» DATA FOR PROCESSING
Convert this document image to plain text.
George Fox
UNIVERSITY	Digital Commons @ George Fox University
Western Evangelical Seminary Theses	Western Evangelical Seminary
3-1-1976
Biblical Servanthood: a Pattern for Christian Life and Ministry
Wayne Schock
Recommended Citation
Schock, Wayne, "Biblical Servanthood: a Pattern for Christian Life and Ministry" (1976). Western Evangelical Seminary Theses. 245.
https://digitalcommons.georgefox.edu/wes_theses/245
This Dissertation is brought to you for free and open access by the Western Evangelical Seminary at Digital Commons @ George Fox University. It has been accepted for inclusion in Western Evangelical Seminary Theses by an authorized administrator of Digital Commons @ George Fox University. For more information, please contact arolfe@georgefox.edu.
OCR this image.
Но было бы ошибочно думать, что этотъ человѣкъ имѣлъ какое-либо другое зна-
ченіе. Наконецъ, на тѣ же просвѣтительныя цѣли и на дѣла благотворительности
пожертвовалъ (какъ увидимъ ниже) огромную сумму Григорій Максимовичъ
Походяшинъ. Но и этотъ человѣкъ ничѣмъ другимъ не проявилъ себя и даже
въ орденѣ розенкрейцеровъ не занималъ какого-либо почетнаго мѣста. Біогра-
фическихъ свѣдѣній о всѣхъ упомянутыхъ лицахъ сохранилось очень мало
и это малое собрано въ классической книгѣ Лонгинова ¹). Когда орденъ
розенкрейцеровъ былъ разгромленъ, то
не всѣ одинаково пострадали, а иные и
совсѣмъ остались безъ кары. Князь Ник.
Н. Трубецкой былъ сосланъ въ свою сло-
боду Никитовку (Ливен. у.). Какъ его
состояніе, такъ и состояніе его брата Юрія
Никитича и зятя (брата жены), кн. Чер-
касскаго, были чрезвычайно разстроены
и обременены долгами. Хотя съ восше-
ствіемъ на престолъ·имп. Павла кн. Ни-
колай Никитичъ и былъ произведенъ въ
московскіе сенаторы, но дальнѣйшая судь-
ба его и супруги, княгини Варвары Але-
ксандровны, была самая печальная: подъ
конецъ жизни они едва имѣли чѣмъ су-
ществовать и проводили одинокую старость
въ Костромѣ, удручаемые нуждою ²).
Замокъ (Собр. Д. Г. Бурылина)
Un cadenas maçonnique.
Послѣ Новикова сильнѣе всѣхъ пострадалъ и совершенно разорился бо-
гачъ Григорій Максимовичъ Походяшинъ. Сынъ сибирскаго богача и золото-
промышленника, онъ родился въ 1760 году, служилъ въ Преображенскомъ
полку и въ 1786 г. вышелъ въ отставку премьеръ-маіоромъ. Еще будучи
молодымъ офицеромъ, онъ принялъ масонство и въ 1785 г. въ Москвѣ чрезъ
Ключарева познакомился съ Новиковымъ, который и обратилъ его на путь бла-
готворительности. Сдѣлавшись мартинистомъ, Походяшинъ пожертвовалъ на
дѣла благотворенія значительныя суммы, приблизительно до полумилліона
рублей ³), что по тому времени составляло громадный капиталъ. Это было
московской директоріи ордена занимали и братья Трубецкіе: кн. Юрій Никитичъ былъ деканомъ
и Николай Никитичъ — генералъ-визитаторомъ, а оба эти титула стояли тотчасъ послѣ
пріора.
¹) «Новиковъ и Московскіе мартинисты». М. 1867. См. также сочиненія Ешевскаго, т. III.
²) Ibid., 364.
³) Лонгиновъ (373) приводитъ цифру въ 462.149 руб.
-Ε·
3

» WHAT TO DO
Every record shown above should be written out again exactly.

» WRITTEN RESPONSE
Convert this document image to plain text.
George Fox
UNIVERSITY	Digital Commons @ George Fox University
Western Evangelical Seminary Theses	Western Evangelical Seminary
3-1-1976
Biblical Servanthood: a Pattern for Christian Life and Ministry
Wayne Schock
Recommended Citation
Schock, Wayne, "Biblical Servanthood: a Pattern for Christian Life and Ministry" (1976). Western Evangelical Seminary Theses. 245.
https://digitalcommons.georgefox.edu/wes_theses/245
This Dissertation is brought to you for free and open access by the Western Evangelical Seminary at Digital Commons @ George Fox University. It has been accepted for inclusion in Western Evangelical Seminary Theses by an authorized administrator of Digital Commons @ George Fox University. For more information, please contact arolfe@georgefox.edu.
OCR this image.
Но было бы ошибочно думать, что этотъ человѣкъ имѣлъ какое-либо другое зна-
ченіе. Наконецъ, на тѣ же просвѣтительныя цѣли и на дѣла благотворительности
пожертвовалъ (какъ увидимъ ниже) огромную сумму Григорій Максимовичъ
Походяшинъ. Но и этотъ человѣкъ ничѣмъ другимъ не проявилъ себя и даже
въ орденѣ розенкрейцеровъ не занималъ какого-либо почетнаго мѣста. Біогра-
фическихъ свѣдѣній о всѣхъ упомянутыхъ лицахъ сохранилось очень мало
и это малое собрано въ классической книгѣ Лонгинова ¹). Когда орденъ
розенкрейцеровъ былъ разгромленъ, то
не всѣ одинаково пострадали, а иные и
совсѣмъ остались безъ кары. Князь Ник.
Н. Трубецкой былъ сосланъ въ свою сло-
боду Никитовку (Ливен. у.). Какъ его
состояніе, такъ и состояніе его брата Юрія
Никитича и зятя (брата жены), кн. Чер-
касскаго, были чрезвычайно разстроены
и обременены долгами. Хотя съ восше-
ствіемъ на престолъ·имп. Павла кн. Ни-
колай Никитичъ и былъ произведенъ въ
московскіе сенаторы, но дальнѣйшая судь-
ба его и супруги, княгини Варвары Але-
ксандровны, была самая печальная: подъ
конецъ жизни они едва имѣли чѣмъ су-
ществовать и проводили одинокую старость
въ Костромѣ, удручаемые нуждою ²).
Замокъ (Собр. Д. Г. Бурылина)
Un cadenas maçonnique.
Послѣ Новикова сильнѣе всѣхъ пострадалъ и совершенно разорился бо-
гачъ Григорій Максимовичъ Походяшинъ. Сынъ сибирскаго богача и золото-
промышленника, онъ родился въ 1760 году, служилъ въ Преображенскомъ
полку и въ 1786 г. вышелъ въ отставку премьеръ-маіоромъ. Еще будучи
молодымъ офицеромъ, онъ принялъ масонство и въ 1785 г. въ Москвѣ чрезъ
Ключарева познакомился съ Новиковымъ, который и обратилъ его на путь бла-
готворительности. Сдѣлавшись мартинистомъ, Походяшинъ пожертвовалъ на
дѣла благотворенія значительныя суммы, приблизительно до полумилліона
рублей ³), что по тому времени составляло громадный капиталъ. Это было
московской директоріи ордена занимали и братья Трубецкіе: кн. Юрій Никитичъ былъ деканомъ
и Николай Никитичъ — генералъ-визитаторомъ, а оба эти титула стояли тотчасъ послѣ
пріора.
¹) «Новиковъ и Московскіе мартинисты». М. 1867. См. также сочиненія Ешевскаго, т. III.
²) Ibid., 364.
³) Лонгиновъ (373) приводитъ цифру въ 462.149 руб.
-Ε·
3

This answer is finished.